_Given task_:
Each of the entries should be retyped precisely as it appears.

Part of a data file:
— start —

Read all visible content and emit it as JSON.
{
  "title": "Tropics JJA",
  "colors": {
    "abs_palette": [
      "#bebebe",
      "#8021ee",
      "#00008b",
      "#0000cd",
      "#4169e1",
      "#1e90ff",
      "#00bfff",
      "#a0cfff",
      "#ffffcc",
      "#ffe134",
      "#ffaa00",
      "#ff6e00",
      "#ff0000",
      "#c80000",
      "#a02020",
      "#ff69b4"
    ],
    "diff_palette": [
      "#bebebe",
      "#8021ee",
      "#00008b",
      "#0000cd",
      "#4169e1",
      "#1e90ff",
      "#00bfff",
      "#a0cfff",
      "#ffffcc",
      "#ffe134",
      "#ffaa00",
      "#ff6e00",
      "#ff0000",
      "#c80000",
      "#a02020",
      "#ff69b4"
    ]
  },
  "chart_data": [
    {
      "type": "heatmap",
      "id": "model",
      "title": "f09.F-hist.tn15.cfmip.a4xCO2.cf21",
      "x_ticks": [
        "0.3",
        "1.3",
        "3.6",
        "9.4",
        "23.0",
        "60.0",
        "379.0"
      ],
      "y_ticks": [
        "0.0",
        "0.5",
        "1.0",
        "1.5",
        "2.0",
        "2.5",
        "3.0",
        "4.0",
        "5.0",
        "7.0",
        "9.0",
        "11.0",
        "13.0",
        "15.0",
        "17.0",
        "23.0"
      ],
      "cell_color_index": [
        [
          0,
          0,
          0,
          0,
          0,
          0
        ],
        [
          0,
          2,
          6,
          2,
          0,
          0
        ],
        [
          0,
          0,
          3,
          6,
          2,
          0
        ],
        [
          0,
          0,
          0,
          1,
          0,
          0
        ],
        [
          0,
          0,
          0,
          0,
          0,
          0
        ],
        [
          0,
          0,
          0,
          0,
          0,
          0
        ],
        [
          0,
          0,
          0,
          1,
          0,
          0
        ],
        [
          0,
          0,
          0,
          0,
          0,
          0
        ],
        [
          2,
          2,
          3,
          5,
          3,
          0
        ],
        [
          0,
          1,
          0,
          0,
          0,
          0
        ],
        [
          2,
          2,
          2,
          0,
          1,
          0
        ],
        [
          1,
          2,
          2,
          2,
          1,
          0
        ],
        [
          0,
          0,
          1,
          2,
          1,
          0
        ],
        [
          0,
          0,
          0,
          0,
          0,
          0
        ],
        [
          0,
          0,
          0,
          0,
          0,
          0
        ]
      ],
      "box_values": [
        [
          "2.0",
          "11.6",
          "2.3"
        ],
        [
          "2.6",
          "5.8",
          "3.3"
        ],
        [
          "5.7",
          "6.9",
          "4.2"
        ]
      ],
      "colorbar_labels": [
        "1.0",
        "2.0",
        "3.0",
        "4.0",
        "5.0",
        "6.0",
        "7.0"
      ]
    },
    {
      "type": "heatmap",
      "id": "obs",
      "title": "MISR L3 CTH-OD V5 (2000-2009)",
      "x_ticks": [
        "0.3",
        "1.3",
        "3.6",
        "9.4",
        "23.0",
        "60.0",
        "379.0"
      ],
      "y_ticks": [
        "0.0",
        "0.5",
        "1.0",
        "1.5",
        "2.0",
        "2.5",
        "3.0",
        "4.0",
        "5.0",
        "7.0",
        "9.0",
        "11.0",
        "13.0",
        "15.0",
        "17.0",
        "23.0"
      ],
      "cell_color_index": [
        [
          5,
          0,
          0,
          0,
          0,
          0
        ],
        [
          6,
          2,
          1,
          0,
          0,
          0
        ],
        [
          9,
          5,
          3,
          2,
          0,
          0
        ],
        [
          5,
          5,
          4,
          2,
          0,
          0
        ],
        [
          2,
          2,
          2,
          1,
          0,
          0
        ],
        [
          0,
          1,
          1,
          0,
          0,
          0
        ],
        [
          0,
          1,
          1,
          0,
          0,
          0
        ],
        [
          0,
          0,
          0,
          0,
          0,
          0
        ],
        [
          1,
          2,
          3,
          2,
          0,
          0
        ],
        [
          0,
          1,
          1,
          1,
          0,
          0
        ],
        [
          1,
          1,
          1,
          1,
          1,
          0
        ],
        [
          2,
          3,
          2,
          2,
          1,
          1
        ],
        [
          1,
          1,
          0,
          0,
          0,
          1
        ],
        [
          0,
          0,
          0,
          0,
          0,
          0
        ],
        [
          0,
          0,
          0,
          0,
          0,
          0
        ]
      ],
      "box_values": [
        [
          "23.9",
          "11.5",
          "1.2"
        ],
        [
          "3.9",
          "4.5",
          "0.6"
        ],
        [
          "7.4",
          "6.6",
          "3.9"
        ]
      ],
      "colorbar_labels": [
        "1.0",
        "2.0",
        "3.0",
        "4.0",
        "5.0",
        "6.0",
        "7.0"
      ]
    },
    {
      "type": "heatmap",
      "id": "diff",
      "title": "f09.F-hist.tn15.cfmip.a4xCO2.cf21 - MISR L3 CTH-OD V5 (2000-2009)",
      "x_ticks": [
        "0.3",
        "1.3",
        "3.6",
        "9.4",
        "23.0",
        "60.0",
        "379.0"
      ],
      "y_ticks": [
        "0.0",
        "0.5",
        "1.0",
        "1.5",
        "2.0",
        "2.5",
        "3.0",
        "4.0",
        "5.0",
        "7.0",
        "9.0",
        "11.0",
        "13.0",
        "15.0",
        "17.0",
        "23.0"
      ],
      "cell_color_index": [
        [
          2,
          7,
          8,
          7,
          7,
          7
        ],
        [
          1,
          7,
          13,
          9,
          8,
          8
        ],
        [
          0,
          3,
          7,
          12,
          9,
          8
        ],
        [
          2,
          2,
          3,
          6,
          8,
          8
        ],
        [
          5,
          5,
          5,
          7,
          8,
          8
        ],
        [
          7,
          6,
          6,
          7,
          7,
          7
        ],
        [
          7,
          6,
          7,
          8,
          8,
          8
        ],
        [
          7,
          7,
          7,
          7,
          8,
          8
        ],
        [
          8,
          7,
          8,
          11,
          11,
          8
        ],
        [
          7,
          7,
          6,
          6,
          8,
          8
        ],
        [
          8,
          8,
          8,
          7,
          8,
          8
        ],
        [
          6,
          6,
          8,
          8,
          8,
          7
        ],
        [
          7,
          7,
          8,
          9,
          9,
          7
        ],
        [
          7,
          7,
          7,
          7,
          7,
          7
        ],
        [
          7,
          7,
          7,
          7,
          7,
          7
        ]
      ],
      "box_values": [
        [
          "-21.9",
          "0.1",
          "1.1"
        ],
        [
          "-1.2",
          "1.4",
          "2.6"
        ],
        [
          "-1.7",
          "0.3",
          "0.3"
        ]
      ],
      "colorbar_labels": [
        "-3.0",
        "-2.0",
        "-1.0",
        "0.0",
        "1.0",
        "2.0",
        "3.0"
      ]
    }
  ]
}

— end —

_Task answer_:
Read all visible content and emit it as JSON.
{
  "title": "Tropics JJA",
  "colors": {
    "abs_palette": [
      "#bebebe",
      "#8021ee",
      "#00008b",
      "#0000cd",
      "#4169e1",
      "#1e90ff",
      "#00bfff",
      "#a0cfff",
      "#ffffcc",
      "#ffe134",
      "#ffaa00",
      "#ff6e00",
      "#ff0000",
      "#c80000",
      "#a02020",
      "#ff69b4"
    ],
    "diff_palette": [
      "#bebebe",
      "#8021ee",
      "#00008b",
      "#0000cd",
      "#4169e1",
      "#1e90ff",
      "#00bfff",
      "#a0cfff",
      "#ffffcc",
      "#ffe134",
      "#ffaa00",
      "#ff6e00",
      "#ff0000",
      "#c80000",
      "#a02020",
      "#ff69b4"
    ]
  },
  "chart_data": [
    {
      "type": "heatmap",
      "id": "model",
      "title": "f09.F-hist.tn15.cfmip.a4xCO2.cf21",
      "x_ticks": [
        "0.3",
        "1.3",
        "3.6",
        "9.4",
        "23.0",
        "60.0",
        "379.0"
      ],
      "y_ticks": [
        "0.0",
        "0.5",
        "1.0",
        "1.5",
        "2.0",
        "2.5",
        "3.0",
        "4.0",
        "5.0",
        "7.0",
        "9.0",
        "11.0",
        "13.0",
        "15.0",
        "17.0",
        "23.0"
      ],
      "cell_color_index": [
        [
          0,
          0,
          0,
          0,
          0,
          0
        ],
        [
          0,
          2,
          6,
          2,
          0,
          0
        ],
        [
          0,
          0,
          3,
          6,
          2,
          0
        ],
        [
          0,
          0,
          0,
          1,
          0,
          0
        ],
        [
          0,
          0,
          0,
          0,
          0,
          0
        ],
        [
          0,
          0,
          0,
          0,
          0,
          0
        ],
        [
          0,
          0,
          0,
          1,
          0,
          0
        ],
        [
          0,
          0,
          0,
          0,
          0,
          0
        ],
        [
          2,
          2,
          3,
          5,
          3,
          0
        ],
        [
          0,
          1,
          0,
          0,
          0,
          0
        ],
        [
          2,
          2,
          2,
          0,
          1,
          0
        ],
        [
          1,
          2,
          2,
          2,
          1,
          0
        ],
        [
          0,
          0,
          1,
          2,
          1,
          0
        ],
        [
          0,
          0,
          0,
          0,
          0,
          0
        ],
        [
          0,
          0,
          0,
          0,
          0,
          0
        ]
      ],
      "box_values": [
        [
          "2.0",
          "11.6",
          "2.3"
        ],
        [
          "2.6",
          "5.8",
          "3.3"
        ],
        [
          "5.7",
          "6.9",
          "4.2"
        ]
      ],
      "colorbar_labels": [
        "1.0",
        "2.0",
        "3.0",
        "4.0",
        "5.0",
        "6.0",
        "7.0"
      ]
    },
    {
      "type": "heatmap",
      "id": "obs",
      "title": "MISR L3 CTH-OD V5 (2000-2009)",
      "x_ticks": [
        "0.3",
        "1.3",
        "3.6",
        "9.4",
        "23.0",
        "60.0",
        "379.0"
      ],
      "y_ticks": [
        "0.0",
        "0.5",
        "1.0",
        "1.5",
        "2.0",
        "2.5",
        "3.0",
        "4.0",
        "5.0",
        "7.0",
        "9.0",
        "11.0",
        "13.0",
        "15.0",
        "17.0",
        "23.0"
      ],
      "cell_color_index": [
        [
          5,
          0,
          0,
          0,
          0,
          0
        ],
        [
          6,
          2,
          1,
          0,
          0,
          0
        ],
        [
          9,
          5,
          3,
          2,
          0,
          0
        ],
        [
          5,
          5,
          4,
          2,
          0,
          0
        ],
        [
          2,
          2,
          2,
          1,
          0,
          0
        ],
        [
          0,
          1,
          1,
          0,
          0,
          0
        ],
        [
          0,
          1,
          1,
          0,
          0,
          0
        ],
        [
          0,
          0,
          0,
          0,
          0,
          0
        ],
        [
          1,
          2,
          3,
          2,
          0,
          0
        ],
        [
          0,
          1,
          1,
          1,
          0,
          0
        ],
        [
          1,
          1,
          1,
          1,
          1,
          0
        ],
        [
          2,
          3,
          2,
          2,
          1,
          1
        ],
        [
          1,
          1,
          0,
          0,
          0,
          1
        ],
        [
          0,
          0,
          0,
          0,
          0,
          0
        ],
        [
          0,
          0,
          0,
          0,
          0,
          0
        ]
      ],
      "box_values": [
        [
          "23.9",
          "11.5",
          "1.2"
        ],
        [
          "3.9",
          "4.5",
          "0.6"
        ],
        [
          "7.4",
          "6.6",
          "3.9"
        ]
      ],
      "colorbar_labels": [
        "1.0",
        "2.0",
        "3.0",
        "4.0",
        "5.0",
        "6.0",
        "7.0"
      ]
    },
    {
      "type": "heatmap",
      "id": "diff",
      "title": "f09.F-hist.tn15.cfmip.a4xCO2.cf21 - MISR L3 CTH-OD V5 (2000-2009)",
      "x_ticks": [
        "0.3",
        "1.3",
        "3.6",
        "9.4",
        "23.0",
        "60.0",
        "379.0"
      ],
      "y_ticks": [
        "0.0",
        "0.5",
        "1.0",
        "1.5",
        "2.0",
        "2.5",
        "3.0",
        "4.0",
        "5.0",
        "7.0",
        "9.0",
        "11.0",
        "13.0",
        "15.0",
        "17.0",
        "23.0"
      ],
      "cell_color_index": [
        [
          2,
          7,
          8,
          7,
          7,
          7
        ],
        [
          1,
          7,
          13,
          9,
          8,
          8
        ],
        [
          0,
          3,
          7,
          12,
          9,
          8
        ],
        [
          2,
          2,
          3,
          6,
          8,
          8
        ],
        [
          5,
          5,
          5,
          7,
          8,
          8
        ],
        [
          7,
          6,
          6,
          7,
          7,
          7
        ],
        [
          7,
          6,
          7,
          8,
          8,
          8
        ],
        [
          7,
          7,
          7,
          7,
          8,
          8
        ],
        [
          8,
          7,
          8,
          11,
          11,
          8
        ],
        [
          7,
          7,
          6,
          6,
          8,
          8
        ],
        [
          8,
          8,
          8,
          7,
          8,
          8
        ],
        [
          6,
          6,
          8,
          8,
          8,
          7
        ],
        [
          7,
          7,
          8,
          9,
          9,
          7
        ],
        [
          7,
          7,
          7,
          7,
          7,
          7
        ],
        [
          7,
          7,
          7,
          7,
          7,
          7
        ]
      ],
      "box_values": [
        [
          "-21.9",
          "0.1",
          "1.1"
        ],
        [
          "-1.2",
          "1.4",
          "2.6"
        ],
        [
          "-1.7",
          "0.3",
          "0.3"
        ]
      ],
      "colorbar_labels": [
        "-3.0",
        "-2.0",
        "-1.0",
        "0.0",
        "1.0",
        "2.0",
        "3.0"
      ]
    }
  ]
}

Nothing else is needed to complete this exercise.